Text ::
Warren Buffett is not a threat to Canada
Ever since Berkshire Hathaway Energy announced it would buy up Calgary-based AltaLink Ltd (an electricity transmission company with 12,000 kilometres of power lines), the predictable protectionist sentiment ramped up.
The deal is worth $3.2 billion for AltaLink’s current owner, Montreal-based SNC-Lavalin; some urge the federal government to quash the proposed sale. Opponents assert the AltaLink takeover by a Warren Buffett-run company should be blocked because: Electricity lines are “critical infrastructure”—a “lifeline” according to Joe Anglin, Wildrose environment, water and utilities critic; an American company would “reap the benefits” according to NDP leader Brian Mason; some Albertans are apparently paranoid about electricity exports; Buffett and his company are presumably motivated by profit and/or are only loyal to the United States.
None of the justifications withstand a cursory analysis. The paranoid protectionists will always be obsessed about exports be they oil, lumber, electricity or water. If governments listened to them we’d be back in the Great Depression when many countries imposed barriers to trade and investment and exported little except comparisons on which country was the most poor.
That a company has headquarters in Montreal, Omaha or Calgary is largely irrelevant. Shareholders of such companies only make a buck by catering first to consumers and not, in this case, by turning the lights off.

Supplied information ::

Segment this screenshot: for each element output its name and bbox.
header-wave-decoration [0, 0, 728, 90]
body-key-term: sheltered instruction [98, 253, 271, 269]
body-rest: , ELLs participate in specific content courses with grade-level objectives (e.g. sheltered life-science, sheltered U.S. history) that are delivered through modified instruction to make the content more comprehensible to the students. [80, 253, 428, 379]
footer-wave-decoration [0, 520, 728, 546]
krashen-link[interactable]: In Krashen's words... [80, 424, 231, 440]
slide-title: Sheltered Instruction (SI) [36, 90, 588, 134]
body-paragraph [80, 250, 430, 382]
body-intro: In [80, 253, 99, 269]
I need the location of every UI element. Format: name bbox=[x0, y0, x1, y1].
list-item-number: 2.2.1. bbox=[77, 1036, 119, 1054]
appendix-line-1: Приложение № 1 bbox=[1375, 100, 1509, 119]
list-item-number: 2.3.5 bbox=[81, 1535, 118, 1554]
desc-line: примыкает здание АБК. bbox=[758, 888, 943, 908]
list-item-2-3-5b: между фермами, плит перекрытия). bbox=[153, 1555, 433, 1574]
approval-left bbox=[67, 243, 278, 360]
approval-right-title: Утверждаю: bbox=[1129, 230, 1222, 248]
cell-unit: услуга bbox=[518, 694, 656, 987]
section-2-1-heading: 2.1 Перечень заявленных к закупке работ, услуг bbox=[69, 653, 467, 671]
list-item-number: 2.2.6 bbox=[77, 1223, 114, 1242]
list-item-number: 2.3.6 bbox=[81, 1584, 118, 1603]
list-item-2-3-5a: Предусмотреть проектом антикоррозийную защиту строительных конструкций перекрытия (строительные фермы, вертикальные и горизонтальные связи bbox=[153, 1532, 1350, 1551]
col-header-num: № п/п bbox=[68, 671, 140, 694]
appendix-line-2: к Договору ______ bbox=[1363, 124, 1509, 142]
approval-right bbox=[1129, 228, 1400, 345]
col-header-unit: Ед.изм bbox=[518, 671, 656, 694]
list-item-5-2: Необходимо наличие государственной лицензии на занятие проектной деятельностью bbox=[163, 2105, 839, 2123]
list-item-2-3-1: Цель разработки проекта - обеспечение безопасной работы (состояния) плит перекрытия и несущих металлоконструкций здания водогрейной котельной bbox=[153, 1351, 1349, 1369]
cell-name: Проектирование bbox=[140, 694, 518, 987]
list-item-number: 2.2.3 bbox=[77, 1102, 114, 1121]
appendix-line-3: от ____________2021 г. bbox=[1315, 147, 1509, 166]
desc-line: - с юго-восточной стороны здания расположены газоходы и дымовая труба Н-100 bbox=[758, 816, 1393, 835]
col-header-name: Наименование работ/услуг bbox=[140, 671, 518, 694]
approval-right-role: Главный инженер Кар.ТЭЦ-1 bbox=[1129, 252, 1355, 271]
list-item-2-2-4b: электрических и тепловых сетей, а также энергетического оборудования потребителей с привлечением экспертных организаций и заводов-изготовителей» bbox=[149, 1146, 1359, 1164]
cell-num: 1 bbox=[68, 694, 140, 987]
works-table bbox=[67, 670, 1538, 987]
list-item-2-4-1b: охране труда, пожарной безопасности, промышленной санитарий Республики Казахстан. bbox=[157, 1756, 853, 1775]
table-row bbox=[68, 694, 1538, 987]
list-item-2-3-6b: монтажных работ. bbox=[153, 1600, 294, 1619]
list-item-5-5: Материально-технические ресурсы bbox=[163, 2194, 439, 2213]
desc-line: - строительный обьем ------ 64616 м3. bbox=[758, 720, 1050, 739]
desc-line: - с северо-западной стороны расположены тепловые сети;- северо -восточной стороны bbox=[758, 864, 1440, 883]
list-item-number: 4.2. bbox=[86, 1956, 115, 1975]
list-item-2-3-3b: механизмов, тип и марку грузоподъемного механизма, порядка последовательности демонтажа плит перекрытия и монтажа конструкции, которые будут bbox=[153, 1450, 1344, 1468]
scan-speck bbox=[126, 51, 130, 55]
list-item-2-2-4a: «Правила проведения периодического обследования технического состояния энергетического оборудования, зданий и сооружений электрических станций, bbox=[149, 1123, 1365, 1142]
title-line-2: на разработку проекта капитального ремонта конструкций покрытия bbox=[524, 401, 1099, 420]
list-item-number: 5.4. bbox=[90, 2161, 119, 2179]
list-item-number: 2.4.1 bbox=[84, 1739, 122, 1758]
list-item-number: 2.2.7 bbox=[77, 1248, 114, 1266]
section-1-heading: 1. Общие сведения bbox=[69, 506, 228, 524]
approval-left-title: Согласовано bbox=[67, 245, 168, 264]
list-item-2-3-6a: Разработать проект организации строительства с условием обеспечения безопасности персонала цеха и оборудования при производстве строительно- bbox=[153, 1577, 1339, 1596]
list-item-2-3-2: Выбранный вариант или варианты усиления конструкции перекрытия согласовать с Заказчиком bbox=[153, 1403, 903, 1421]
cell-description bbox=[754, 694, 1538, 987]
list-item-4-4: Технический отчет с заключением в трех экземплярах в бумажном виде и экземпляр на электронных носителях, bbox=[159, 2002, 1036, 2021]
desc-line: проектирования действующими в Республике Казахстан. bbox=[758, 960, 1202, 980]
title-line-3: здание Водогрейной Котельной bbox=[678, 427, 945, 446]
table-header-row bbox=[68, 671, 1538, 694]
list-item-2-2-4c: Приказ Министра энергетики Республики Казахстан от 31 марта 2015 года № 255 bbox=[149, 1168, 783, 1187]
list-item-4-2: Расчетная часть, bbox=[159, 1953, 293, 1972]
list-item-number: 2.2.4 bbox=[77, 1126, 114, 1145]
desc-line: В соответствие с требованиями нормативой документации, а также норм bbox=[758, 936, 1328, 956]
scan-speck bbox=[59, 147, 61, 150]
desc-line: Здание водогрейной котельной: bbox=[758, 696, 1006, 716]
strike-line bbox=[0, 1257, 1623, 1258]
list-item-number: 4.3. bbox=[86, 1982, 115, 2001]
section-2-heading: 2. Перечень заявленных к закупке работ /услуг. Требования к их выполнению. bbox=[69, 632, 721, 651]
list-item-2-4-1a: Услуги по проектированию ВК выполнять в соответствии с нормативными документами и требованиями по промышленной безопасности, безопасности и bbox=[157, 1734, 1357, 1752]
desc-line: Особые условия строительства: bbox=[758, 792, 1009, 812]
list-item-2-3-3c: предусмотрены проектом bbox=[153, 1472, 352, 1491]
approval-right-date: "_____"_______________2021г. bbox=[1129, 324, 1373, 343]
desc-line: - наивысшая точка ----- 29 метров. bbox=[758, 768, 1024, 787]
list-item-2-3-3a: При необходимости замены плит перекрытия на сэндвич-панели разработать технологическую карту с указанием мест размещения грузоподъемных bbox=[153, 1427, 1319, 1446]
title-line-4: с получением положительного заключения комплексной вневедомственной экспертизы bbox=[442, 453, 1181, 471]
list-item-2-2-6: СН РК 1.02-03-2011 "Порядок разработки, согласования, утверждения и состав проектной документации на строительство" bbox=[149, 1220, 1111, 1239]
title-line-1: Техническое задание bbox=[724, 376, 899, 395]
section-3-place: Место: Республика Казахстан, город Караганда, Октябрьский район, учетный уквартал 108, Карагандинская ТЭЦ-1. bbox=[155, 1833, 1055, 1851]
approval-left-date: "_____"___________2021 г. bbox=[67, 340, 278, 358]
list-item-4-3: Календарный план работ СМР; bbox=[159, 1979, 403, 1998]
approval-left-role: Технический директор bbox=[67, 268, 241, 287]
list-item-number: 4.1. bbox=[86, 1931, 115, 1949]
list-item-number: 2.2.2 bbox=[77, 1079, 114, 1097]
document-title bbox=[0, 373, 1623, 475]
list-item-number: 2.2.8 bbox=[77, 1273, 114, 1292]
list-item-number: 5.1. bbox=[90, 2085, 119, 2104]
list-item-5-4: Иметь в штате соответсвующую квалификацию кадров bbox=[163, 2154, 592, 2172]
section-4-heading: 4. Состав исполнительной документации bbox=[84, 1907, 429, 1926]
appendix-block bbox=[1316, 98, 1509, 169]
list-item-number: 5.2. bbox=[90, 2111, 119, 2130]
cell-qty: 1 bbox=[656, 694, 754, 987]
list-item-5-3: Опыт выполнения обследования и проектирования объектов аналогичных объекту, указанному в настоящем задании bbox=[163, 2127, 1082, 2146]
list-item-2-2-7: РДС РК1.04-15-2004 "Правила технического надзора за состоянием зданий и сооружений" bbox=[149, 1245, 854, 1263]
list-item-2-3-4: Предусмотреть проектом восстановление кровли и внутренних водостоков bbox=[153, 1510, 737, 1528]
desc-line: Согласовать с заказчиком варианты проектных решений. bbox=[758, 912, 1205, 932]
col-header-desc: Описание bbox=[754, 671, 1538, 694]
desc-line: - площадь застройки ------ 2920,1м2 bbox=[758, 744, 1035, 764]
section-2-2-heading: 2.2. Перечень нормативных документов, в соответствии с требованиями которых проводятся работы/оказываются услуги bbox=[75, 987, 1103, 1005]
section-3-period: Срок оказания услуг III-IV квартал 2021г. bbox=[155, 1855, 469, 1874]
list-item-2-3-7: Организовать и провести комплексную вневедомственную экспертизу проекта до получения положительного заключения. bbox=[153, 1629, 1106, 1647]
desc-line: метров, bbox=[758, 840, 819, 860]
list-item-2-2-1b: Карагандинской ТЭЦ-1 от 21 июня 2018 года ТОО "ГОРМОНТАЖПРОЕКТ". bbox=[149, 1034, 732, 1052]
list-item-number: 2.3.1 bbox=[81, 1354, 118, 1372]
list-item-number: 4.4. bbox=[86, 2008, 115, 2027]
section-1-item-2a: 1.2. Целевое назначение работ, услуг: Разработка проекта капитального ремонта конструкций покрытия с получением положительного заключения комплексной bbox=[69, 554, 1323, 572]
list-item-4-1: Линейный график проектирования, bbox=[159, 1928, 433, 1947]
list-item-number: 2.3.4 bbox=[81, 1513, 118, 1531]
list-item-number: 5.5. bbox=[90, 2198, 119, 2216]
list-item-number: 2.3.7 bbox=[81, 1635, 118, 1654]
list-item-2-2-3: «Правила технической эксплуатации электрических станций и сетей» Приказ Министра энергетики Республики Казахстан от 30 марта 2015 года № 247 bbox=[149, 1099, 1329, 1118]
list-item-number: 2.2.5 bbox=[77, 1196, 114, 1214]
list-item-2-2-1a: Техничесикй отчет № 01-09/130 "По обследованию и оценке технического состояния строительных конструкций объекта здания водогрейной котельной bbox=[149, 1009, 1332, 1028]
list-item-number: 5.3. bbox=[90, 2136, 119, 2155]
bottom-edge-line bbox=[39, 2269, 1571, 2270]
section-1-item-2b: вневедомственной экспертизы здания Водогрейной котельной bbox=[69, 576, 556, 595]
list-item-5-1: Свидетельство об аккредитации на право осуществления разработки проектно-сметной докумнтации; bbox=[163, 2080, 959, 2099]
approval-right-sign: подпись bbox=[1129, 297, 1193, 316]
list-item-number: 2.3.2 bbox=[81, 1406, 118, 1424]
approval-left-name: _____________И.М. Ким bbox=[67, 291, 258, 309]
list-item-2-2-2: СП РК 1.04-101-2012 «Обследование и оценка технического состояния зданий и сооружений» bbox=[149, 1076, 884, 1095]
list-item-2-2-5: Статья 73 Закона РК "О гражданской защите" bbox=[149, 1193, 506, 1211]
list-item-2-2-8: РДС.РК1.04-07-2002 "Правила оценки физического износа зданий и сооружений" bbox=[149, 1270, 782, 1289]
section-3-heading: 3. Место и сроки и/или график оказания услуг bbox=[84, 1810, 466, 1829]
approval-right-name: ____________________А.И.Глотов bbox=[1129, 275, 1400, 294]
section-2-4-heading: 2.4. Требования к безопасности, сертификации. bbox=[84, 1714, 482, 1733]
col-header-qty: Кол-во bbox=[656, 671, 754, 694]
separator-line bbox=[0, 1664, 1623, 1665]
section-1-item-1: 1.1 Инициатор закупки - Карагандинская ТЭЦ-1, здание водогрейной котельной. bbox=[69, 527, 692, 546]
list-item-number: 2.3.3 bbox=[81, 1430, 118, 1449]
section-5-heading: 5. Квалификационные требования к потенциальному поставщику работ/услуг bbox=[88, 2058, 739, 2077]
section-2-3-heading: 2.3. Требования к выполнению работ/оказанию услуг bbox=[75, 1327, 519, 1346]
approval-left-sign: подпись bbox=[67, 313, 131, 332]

Requirement 1 :: In the article on the AltaLink sale, who is AltaLink's current owner?
Requirement 2 :: Check each statement against the article on the AltaLink sale, answering yes or no and quoting the words that settle it: (a) The deal is worth $3.2 billion to AltaLink's current owner. (b) Joe Anglin is the NDP leader. (c) The writer considers the city where a company has its headquarters to be important.
Requirement 3 :: Carry the article on the AltaLink sale forward from its final sentence.

Exercise output 1 :: Montreal-based SNC-Lavalin.

Exercise output 2 ::
(a) Yes: "The deal is worth $3.2 billion for AltaLink’s current owner, Montreal-based SNC-Lavalin"
(b) No: "Joe Anglin, Wildrose environment, water and utilities critic"
(c) No: "That a company has headquarters in Montreal, Omaha or Calgary is largely irrelevant."

Exercise output 3 ::
As for the “critical” nature of transmission lines, they are not alone: forestry. Agriculture, oil and gas, railways, automotive and aerospace companies and their products are also critical—to feed Canadians, keep us from freezing in winter, or to fight a war (automotive assembly plants can be converted to produce tanks).
Such critical elements of an economy though are hardly an argument to block foreign investment from Americans, Australians and other allies historically friendly to Canada. Do opponents of the AltaLink deal fear the 83-year-old Warren Buffett and his 90-year old partner Charlie Munger will one day invade Canada, from Omaha?
There are occasions where foreign ownership restrictions are necessary; for example, preventing the Iranian and North Korean governments from buying up uranium.
Beyond that, the anti-foreigner, anti-foreign investment tack is counter-productive. Canada was built on foreign investment. That includes the fur trade four centuries ago and the oil patch and automotive sectors in the last century and newer industries now.
Besides, according to Statistics Canada, foreign money already has a significant presence in Canada: In mining ($20.8 billion); finance and insurance ($94.5 billion); management of companies and enterprises ($116.2 billion); oil and gas extraction ($107.2 billion); or the mother of all foreign investments: manufacturing ($209.3 billion).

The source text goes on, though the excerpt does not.